### [Requirement]
Work out how many lines in the listing below include the word "minmax". Give nothing but the number.

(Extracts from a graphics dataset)
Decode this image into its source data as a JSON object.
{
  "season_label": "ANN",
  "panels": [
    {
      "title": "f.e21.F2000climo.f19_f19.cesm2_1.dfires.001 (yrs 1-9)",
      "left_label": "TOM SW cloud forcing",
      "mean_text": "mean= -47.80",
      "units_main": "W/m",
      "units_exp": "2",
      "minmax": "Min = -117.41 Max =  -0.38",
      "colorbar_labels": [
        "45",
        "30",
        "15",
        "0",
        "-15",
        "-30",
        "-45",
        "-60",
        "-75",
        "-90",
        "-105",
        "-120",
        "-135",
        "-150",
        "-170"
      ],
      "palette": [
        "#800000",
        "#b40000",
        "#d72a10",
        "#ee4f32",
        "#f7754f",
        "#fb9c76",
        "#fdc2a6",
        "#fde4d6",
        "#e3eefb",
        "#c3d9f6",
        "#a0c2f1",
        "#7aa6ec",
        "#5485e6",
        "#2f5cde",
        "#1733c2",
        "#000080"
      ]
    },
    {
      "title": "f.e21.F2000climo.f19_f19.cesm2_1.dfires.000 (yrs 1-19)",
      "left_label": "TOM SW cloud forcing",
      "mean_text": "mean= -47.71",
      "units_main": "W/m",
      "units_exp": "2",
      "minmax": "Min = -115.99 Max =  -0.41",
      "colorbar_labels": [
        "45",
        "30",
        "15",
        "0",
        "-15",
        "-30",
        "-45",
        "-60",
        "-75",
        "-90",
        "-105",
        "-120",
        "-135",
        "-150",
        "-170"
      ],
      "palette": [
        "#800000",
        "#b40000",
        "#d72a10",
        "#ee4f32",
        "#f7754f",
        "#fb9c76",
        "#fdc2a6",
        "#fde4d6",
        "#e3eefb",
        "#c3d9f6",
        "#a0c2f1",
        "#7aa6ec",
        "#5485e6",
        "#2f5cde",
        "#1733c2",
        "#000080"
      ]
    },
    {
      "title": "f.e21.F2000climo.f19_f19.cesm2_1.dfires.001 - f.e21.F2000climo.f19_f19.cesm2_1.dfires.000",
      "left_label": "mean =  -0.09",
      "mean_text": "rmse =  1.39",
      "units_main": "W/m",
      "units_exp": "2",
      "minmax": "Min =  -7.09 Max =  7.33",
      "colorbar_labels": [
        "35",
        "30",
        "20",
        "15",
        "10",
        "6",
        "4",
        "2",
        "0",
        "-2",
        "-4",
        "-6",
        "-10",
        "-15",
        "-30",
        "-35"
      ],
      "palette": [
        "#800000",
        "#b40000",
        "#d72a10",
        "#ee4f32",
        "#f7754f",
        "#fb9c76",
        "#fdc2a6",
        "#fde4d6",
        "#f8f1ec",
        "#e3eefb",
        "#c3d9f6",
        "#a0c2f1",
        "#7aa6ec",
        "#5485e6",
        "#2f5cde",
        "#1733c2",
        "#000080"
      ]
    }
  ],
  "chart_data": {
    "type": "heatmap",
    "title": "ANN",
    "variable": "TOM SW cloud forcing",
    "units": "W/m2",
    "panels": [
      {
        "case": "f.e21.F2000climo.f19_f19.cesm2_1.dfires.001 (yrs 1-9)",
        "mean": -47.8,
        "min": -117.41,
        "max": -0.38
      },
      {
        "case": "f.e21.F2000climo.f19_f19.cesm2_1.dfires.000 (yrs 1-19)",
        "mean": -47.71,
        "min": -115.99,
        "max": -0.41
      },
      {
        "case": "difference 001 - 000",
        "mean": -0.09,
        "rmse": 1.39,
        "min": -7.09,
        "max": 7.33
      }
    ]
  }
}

### [Answer to this exercise]
3